DATA IN THIS EXERCISE:
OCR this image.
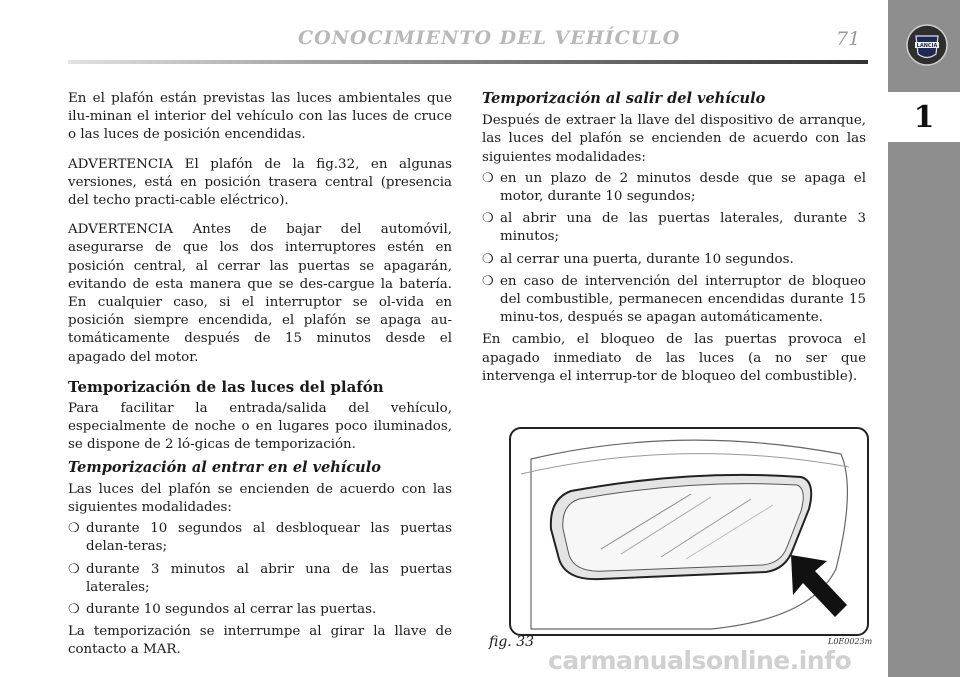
CONOCIMIENTO DEL VEHÍCULO	71	LANCIA
1

En el plafón están previstas las luces ambientales que ilu-minan el interior del vehículo con las luces de cruce o las luces de posición encendidas.

ADVERTENCIA El plafón de la fig.32, en algunas versiones, está en posición trasera central (presencia del techo practi-cable eléctrico).

ADVERTENCIA Antes de bajar del automóvil, asegurarse de que los dos interruptores estén en posición central, al cerrar las puertas se apagarán, evitando de esta manera que se des-cargue la batería. En cualquier caso, si el interruptor se ol-vida en posición siempre encendida, el plafón se apaga au-tomáticamente después de 15 minutos desde el apagado del motor.

Temporización de las luces del plafón

Para facilitar la entrada/salida del vehículo, especialmente de noche o en lugares poco iluminados, se dispone de 2 ló-gicas de temporización.

Temporización al entrar en el vehículo

Las luces del plafón se encienden de acuerdo con las siguientes modalidades:

❍ durante 10 segundos al desbloquear las puertas delan-teras;
❍ durante 3 minutos al abrir una de las puertas laterales;
❍ durante 10 segundos al cerrar las puertas.

La temporización se interrumpe al girar la llave de contacto a MAR.

Temporización al salir del vehículo

Después de extraer la llave del dispositivo de arranque, las luces del plafón se encienden de acuerdo con las siguientes modalidades:

❍ en un plazo de 2 minutos desde que se apaga el motor, durante 10 segundos;
❍ al abrir una de las puertas laterales, durante 3 minutos;
❍ al cerrar una puerta, durante 10 segundos.
❍ en caso de intervención del interruptor de bloqueo del combustible, permanecen encendidas durante 15 minu-tos, después se apagan automáticamente.

En cambio, el bloqueo de las puertas provoca el apagado inmediato de las luces (a no ser que intervenga el interrup-tor de bloqueo del combustible).

fig. 33	L0E0023m
carmanualsonline.info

SHORT EXERCISE:
The data above should be repeated exactly, minus any pictures.

COMPLETED TASK:
OCR this image.
CONOCIMIENTO DEL VEHÍCULO	71	LANCIA
1

En el plafón están previstas las luces ambientales que ilu-minan el interior del vehículo con las luces de cruce o las luces de posición encendidas.

ADVERTENCIA El plafón de la fig.32, en algunas versiones, está en posición trasera central (presencia del techo practi-cable eléctrico).

ADVERTENCIA Antes de bajar del automóvil, asegurarse de que los dos interruptores estén en posición central, al cerrar las puertas se apagarán, evitando de esta manera que se des-cargue la batería. En cualquier caso, si el interruptor se ol-vida en posición siempre encendida, el plafón se apaga au-tomáticamente después de 15 minutos desde el apagado del motor.

Temporización de las luces del plafón

Para facilitar la entrada/salida del vehículo, especialmente de noche o en lugares poco iluminados, se dispone de 2 ló-gicas de temporización.

Temporización al entrar en el vehículo

Las luces del plafón se encienden de acuerdo con las siguientes modalidades:

❍ durante 10 segundos al desbloquear las puertas delan-teras;
❍ durante 3 minutos al abrir una de las puertas laterales;
❍ durante 10 segundos al cerrar las puertas.

La temporización se interrumpe al girar la llave de contacto a MAR.

Temporización al salir del vehículo

Después de extraer la llave del dispositivo de arranque, las luces del plafón se encienden de acuerdo con las siguientes modalidades:

❍ en un plazo de 2 minutos desde que se apaga el motor, durante 10 segundos;
❍ al abrir una de las puertas laterales, durante 3 minutos;
❍ al cerrar una puerta, durante 10 segundos.
❍ en caso de intervención del interruptor de bloqueo del combustible, permanecen encendidas durante 15 minu-tos, después se apagan automáticamente.

En cambio, el bloqueo de las puertas provoca el apagado inmediato de las luces (a no ser que intervenga el interrup-tor de bloqueo del combustible).

fig. 33	L0E0023m
carmanualsonline.info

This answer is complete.